What is expected:
Set the listing down unchanged, minus every embedded image.

########################################

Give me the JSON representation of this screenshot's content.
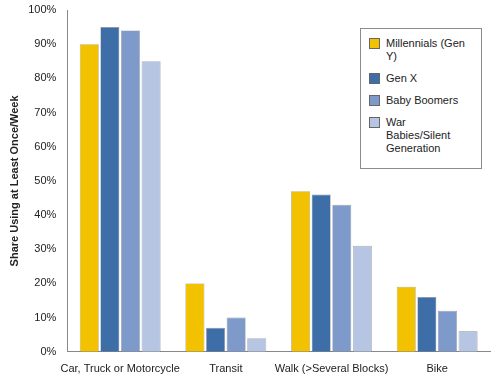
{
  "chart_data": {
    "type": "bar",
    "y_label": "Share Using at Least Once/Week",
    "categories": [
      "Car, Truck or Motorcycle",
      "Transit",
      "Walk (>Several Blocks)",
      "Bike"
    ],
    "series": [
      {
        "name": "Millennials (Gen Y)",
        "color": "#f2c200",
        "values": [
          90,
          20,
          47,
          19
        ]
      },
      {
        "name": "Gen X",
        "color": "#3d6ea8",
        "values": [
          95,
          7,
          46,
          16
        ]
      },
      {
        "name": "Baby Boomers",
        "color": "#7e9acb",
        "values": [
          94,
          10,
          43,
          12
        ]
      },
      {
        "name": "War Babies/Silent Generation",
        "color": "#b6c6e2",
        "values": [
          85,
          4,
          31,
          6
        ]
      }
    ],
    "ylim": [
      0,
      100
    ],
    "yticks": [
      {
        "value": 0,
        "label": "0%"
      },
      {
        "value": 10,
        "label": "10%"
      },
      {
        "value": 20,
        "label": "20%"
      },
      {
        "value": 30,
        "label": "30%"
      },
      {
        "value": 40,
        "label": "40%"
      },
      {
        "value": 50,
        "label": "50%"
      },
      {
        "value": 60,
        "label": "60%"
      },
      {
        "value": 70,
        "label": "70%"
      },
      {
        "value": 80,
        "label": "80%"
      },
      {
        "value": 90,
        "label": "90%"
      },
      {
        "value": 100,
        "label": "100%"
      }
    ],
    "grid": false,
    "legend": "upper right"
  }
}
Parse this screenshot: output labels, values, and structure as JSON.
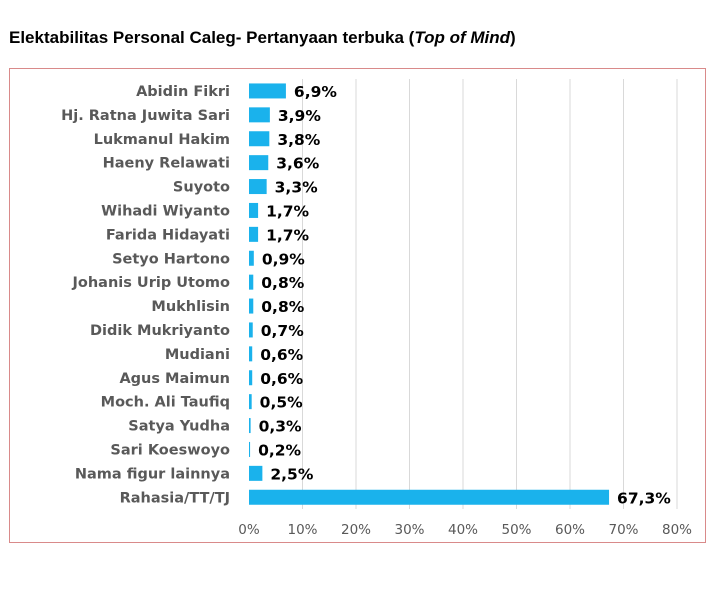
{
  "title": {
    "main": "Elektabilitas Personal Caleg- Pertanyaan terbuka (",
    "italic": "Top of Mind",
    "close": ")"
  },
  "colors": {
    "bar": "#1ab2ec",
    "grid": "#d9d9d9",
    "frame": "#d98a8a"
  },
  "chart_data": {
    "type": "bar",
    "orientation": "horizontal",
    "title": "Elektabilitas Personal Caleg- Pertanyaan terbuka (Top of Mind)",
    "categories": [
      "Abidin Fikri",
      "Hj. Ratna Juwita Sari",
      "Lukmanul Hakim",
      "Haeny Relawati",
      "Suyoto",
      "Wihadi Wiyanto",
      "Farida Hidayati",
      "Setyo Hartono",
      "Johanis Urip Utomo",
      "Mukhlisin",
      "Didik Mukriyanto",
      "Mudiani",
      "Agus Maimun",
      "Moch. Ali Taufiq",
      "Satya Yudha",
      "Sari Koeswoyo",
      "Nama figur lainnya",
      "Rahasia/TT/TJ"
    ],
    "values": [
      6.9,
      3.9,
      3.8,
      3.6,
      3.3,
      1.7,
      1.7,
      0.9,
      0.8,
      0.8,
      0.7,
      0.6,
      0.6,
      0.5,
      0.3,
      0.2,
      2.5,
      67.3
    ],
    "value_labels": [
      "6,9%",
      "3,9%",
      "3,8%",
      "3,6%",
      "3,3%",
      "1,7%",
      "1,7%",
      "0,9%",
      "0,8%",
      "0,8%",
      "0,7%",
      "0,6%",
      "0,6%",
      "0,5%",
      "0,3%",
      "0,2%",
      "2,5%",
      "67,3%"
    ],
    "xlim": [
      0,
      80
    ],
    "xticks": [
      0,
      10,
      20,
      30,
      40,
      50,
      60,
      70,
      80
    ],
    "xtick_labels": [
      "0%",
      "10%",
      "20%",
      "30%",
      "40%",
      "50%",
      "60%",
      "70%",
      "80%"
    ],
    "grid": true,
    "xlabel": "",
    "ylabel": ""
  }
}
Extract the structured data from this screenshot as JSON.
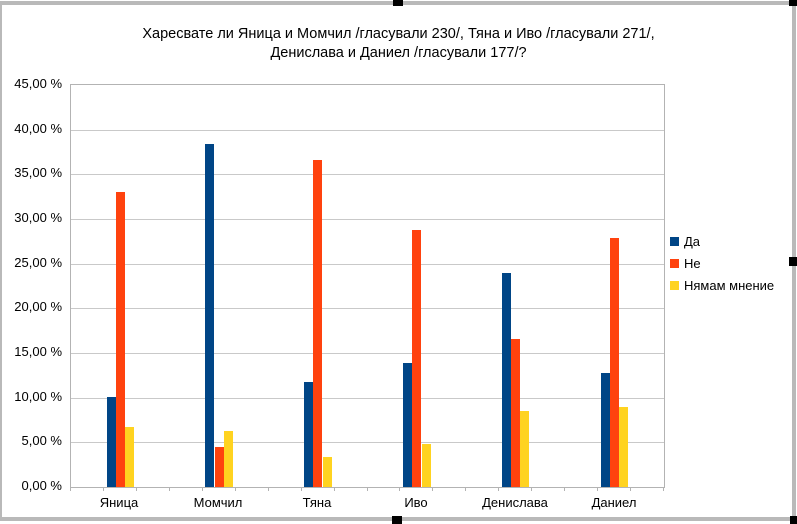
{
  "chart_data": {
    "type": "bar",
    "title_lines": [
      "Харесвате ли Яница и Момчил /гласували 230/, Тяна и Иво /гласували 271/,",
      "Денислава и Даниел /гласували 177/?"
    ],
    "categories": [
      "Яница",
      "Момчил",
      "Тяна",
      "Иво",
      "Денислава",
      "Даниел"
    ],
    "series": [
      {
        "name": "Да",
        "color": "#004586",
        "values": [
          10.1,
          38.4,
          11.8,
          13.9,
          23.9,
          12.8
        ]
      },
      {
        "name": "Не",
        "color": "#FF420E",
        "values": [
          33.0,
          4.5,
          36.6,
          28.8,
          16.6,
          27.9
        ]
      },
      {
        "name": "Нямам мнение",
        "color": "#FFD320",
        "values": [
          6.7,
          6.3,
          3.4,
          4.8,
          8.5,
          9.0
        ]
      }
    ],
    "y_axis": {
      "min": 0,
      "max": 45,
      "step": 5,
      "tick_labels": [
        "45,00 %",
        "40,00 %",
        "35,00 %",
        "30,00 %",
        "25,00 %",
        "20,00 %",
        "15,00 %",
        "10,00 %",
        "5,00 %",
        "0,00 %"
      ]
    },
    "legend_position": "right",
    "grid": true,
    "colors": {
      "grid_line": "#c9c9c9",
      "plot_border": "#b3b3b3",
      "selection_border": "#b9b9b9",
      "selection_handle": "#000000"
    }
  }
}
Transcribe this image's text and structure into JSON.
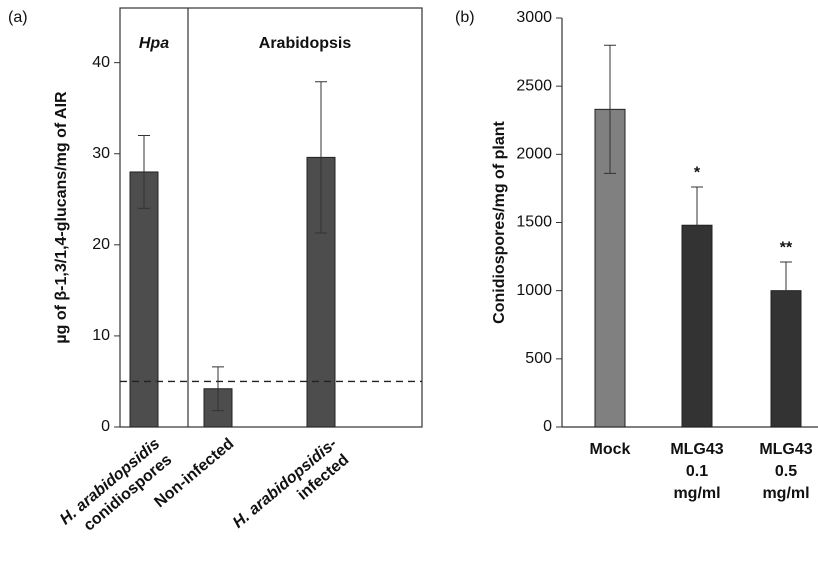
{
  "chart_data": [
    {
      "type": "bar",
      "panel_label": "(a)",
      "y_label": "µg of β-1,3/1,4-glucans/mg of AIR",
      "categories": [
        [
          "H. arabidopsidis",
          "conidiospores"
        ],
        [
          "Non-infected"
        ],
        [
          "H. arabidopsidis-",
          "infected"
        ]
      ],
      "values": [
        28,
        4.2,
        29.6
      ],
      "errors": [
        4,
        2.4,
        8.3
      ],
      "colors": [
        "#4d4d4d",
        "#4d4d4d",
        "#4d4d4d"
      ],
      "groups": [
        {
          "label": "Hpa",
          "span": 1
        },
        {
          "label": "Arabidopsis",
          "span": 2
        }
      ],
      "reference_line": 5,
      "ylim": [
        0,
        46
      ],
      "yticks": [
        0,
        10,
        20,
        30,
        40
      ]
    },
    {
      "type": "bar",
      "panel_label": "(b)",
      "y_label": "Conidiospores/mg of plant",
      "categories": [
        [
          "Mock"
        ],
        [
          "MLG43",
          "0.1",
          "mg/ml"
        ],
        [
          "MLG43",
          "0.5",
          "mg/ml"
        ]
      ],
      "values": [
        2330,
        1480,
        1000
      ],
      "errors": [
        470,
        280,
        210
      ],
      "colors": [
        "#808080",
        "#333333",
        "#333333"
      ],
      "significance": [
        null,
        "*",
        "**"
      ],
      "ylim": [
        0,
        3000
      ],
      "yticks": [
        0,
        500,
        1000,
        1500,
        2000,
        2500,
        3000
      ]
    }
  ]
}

########################################

Task response:
Give me the JSON representation of this screenshot's content.
{
  "chart_data": {
    "type": "bar",
    "y_label": "Share Using at Least Once/Week",
    "categories": [
      "Car, Truck or Motorcycle",
      "Transit",
      "Walk (>Several Blocks)",
      "Bike"
    ],
    "series": [
      {
        "name": "Millennials (Gen Y)",
        "color": "#f2c200",
        "values": [
          90,
          20,
          47,
          19
        ]
      },
      {
        "name": "Gen X",
        "color": "#3d6ea8",
        "values": [
          95,
          7,
          46,
          16
        ]
      },
      {
        "name": "Baby Boomers",
        "color": "#7e9acb",
        "values": [
          94,
          10,
          43,
          12
        ]
      },
      {
        "name": "War Babies/Silent Generation",
        "color": "#b6c6e2",
        "values": [
          85,
          4,
          31,
          6
        ]
      }
    ],
    "ylim": [
      0,
      100
    ],
    "yticks": [
      {
        "value": 0,
        "label": "0%"
      },
      {
        "value": 10,
        "label": "10%"
      },
      {
        "value": 20,
        "label": "20%"
      },
      {
        "value": 30,
        "label": "30%"
      },
      {
        "value": 40,
        "label": "40%"
      },
      {
        "value": 50,
        "label": "50%"
      },
      {
        "value": 60,
        "label": "60%"
      },
      {
        "value": 70,
        "label": "70%"
      },
      {
        "value": 80,
        "label": "80%"
      },
      {
        "value": 90,
        "label": "90%"
      },
      {
        "value": 100,
        "label": "100%"
      }
    ],
    "grid": false,
    "legend": "upper right"
  }
}
Parse this screenshot: output labels, values, and structure as JSON.
{
  "title": {
    "main": "Elektabilitas Personal Caleg- Pertanyaan terbuka (",
    "italic": "Top of Mind",
    "close": ")"
  },
  "colors": {
    "bar": "#1ab2ec",
    "grid": "#d9d9d9",
    "frame": "#d98a8a"
  },
  "chart_data": {
    "type": "bar",
    "orientation": "horizontal",
    "title": "Elektabilitas Personal Caleg- Pertanyaan terbuka (Top of Mind)",
    "categories": [
      "Abidin Fikri",
      "Hj. Ratna Juwita Sari",
      "Lukmanul Hakim",
      "Haeny Relawati",
      "Suyoto",
      "Wihadi Wiyanto",
      "Farida Hidayati",
      "Setyo Hartono",
      "Johanis Urip Utomo",
      "Mukhlisin",
      "Didik Mukriyanto",
      "Mudiani",
      "Agus Maimun",
      "Moch. Ali Taufiq",
      "Satya Yudha",
      "Sari Koeswoyo",
      "Nama figur lainnya",
      "Rahasia/TT/TJ"
    ],
    "values": [
      6.9,
      3.9,
      3.8,
      3.6,
      3.3,
      1.7,
      1.7,
      0.9,
      0.8,
      0.8,
      0.7,
      0.6,
      0.6,
      0.5,
      0.3,
      0.2,
      2.5,
      67.3
    ],
    "value_labels": [
      "6,9%",
      "3,9%",
      "3,8%",
      "3,6%",
      "3,3%",
      "1,7%",
      "1,7%",
      "0,9%",
      "0,8%",
      "0,8%",
      "0,7%",
      "0,6%",
      "0,6%",
      "0,5%",
      "0,3%",
      "0,2%",
      "2,5%",
      "67,3%"
    ],
    "xlim": [
      0,
      80
    ],
    "xticks": [
      0,
      10,
      20,
      30,
      40,
      50,
      60,
      70,
      80
    ],
    "xtick_labels": [
      "0%",
      "10%",
      "20%",
      "30%",
      "40%",
      "50%",
      "60%",
      "70%",
      "80%"
    ],
    "grid": true,
    "xlabel": "",
    "ylabel": ""
  }
}
Extract the structured data from this screenshot as JSON.
{
  "chart_data": {
    "type": "bar",
    "title_lines": [
      "Харесвате ли Яница и Момчил /гласували 230/, Тяна и Иво /гласували 271/,",
      "Денислава и Даниел /гласували 177/?"
    ],
    "categories": [
      "Яница",
      "Момчил",
      "Тяна",
      "Иво",
      "Денислава",
      "Даниел"
    ],
    "series": [
      {
        "name": "Да",
        "color": "#004586",
        "values": [
          10.1,
          38.4,
          11.8,
          13.9,
          23.9,
          12.8
        ]
      },
      {
        "name": "Не",
        "color": "#FF420E",
        "values": [
          33.0,
          4.5,
          36.6,
          28.8,
          16.6,
          27.9
        ]
      },
      {
        "name": "Нямам мнение",
        "color": "#FFD320",
        "values": [
          6.7,
          6.3,
          3.4,
          4.8,
          8.5,
          9.0
        ]
      }
    ],
    "y_axis": {
      "min": 0,
      "max": 45,
      "step": 5,
      "tick_labels": [
        "45,00 %",
        "40,00 %",
        "35,00 %",
        "30,00 %",
        "25,00 %",
        "20,00 %",
        "15,00 %",
        "10,00 %",
        "5,00 %",
        "0,00 %"
      ]
    },
    "legend_position": "right",
    "grid": true,
    "colors": {
      "grid_line": "#c9c9c9",
      "plot_border": "#b3b3b3",
      "selection_border": "#b9b9b9",
      "selection_handle": "#000000"
    }
  }
}
Transcribe this image's text and structure into JSON.
{
  "chart_data": [
    {
      "type": "bar",
      "panel_label": "(a)",
      "y_label": "µg of β-1,3/1,4-glucans/mg of AIR",
      "categories": [
        [
          "H. arabidopsidis",
          "conidiospores"
        ],
        [
          "Non-infected"
        ],
        [
          "H. arabidopsidis-",
          "infected"
        ]
      ],
      "values": [
        28,
        4.2,
        29.6
      ],
      "errors": [
        4,
        2.4,
        8.3
      ],
      "colors": [
        "#4d4d4d",
        "#4d4d4d",
        "#4d4d4d"
      ],
      "groups": [
        {
          "label": "Hpa",
          "span": 1
        },
        {
          "label": "Arabidopsis",
          "span": 2
        }
      ],
      "reference_line": 5,
      "ylim": [
        0,
        46
      ],
      "yticks": [
        0,
        10,
        20,
        30,
        40
      ]
    },
    {
      "type": "bar",
      "panel_label": "(b)",
      "y_label": "Conidiospores/mg of plant",
      "categories": [
        [
          "Mock"
        ],
        [
          "MLG43",
          "0.1",
          "mg/ml"
        ],
        [
          "MLG43",
          "0.5",
          "mg/ml"
        ]
      ],
      "values": [
        2330,
        1480,
        1000
      ],
      "errors": [
        470,
        280,
        210
      ],
      "colors": [
        "#808080",
        "#333333",
        "#333333"
      ],
      "significance": [
        null,
        "*",
        "**"
      ],
      "ylim": [
        0,
        3000
      ],
      "yticks": [
        0,
        500,
        1000,
        1500,
        2000,
        2500,
        3000
      ]
    }
  ]
}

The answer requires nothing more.